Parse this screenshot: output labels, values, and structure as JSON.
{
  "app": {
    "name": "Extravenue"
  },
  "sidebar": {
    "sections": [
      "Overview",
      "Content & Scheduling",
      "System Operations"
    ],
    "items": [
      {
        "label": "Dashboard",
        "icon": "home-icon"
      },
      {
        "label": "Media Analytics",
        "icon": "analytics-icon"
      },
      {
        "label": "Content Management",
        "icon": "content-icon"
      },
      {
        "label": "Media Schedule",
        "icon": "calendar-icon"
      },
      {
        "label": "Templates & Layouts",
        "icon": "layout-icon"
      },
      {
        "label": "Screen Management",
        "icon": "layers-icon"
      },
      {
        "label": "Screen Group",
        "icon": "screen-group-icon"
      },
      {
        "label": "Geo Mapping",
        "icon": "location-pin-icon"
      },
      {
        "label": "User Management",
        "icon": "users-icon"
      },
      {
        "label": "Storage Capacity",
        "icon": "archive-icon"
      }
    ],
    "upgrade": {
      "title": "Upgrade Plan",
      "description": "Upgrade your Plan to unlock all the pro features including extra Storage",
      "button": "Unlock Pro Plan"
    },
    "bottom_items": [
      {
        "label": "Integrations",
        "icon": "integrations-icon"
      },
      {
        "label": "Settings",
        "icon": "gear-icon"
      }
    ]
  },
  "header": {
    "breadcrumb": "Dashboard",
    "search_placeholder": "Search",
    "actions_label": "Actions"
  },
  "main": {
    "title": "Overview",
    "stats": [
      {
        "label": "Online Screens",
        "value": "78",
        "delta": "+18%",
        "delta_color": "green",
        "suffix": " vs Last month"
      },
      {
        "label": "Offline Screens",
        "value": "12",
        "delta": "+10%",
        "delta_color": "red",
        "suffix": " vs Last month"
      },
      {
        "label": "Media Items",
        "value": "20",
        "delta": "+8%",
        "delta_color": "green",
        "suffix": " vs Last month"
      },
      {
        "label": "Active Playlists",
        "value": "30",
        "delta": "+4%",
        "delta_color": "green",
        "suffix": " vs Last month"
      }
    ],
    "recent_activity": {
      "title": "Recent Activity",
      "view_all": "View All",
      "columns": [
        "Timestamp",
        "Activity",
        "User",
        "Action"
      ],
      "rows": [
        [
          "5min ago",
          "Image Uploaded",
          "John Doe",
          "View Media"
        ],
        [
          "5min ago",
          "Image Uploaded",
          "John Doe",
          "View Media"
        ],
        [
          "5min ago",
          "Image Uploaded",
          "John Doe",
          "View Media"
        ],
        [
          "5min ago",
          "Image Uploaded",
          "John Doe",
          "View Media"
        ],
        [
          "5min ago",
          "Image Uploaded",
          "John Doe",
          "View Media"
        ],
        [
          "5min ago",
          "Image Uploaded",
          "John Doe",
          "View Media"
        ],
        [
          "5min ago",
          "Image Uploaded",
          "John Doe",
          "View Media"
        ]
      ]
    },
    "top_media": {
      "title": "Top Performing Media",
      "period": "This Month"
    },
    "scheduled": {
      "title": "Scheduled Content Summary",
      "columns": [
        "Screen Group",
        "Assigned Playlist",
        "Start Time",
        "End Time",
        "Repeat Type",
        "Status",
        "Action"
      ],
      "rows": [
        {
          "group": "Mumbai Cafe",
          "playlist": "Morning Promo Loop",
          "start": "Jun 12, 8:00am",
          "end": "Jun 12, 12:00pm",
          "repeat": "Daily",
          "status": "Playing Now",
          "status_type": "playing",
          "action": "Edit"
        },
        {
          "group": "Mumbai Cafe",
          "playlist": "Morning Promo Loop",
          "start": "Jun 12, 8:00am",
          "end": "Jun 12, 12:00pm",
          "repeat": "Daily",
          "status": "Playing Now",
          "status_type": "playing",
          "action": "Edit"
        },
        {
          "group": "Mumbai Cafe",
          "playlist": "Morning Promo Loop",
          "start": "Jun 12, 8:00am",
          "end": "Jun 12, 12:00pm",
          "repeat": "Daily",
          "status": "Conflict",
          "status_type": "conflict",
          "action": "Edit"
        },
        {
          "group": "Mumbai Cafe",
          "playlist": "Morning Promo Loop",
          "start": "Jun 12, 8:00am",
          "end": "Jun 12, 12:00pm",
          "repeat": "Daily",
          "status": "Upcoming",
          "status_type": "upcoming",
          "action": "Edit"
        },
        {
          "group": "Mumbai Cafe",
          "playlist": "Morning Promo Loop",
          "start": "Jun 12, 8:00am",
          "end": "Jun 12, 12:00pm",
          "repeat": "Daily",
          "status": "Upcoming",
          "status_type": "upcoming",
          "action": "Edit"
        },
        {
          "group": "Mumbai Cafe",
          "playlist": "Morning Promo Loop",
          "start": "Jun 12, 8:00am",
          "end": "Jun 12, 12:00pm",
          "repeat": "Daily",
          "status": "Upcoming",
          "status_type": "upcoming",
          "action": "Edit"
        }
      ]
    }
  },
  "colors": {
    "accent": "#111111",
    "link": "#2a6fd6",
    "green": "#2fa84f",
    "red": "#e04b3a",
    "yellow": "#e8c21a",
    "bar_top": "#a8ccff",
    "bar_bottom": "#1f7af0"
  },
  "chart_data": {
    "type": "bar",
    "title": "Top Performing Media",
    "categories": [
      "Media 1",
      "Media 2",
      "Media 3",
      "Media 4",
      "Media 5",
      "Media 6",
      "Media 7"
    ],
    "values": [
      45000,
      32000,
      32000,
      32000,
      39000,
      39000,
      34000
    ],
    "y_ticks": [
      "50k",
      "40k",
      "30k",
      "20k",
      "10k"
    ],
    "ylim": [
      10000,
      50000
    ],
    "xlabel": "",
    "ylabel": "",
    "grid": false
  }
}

☆ ☆ ☆

▶ [Problem description]
Which lines hold the string "Performing"? Copy all of them from the data above.

▶ [Right answer]
      "title": "Top Performing Media",
    "title": "Top Performing Media",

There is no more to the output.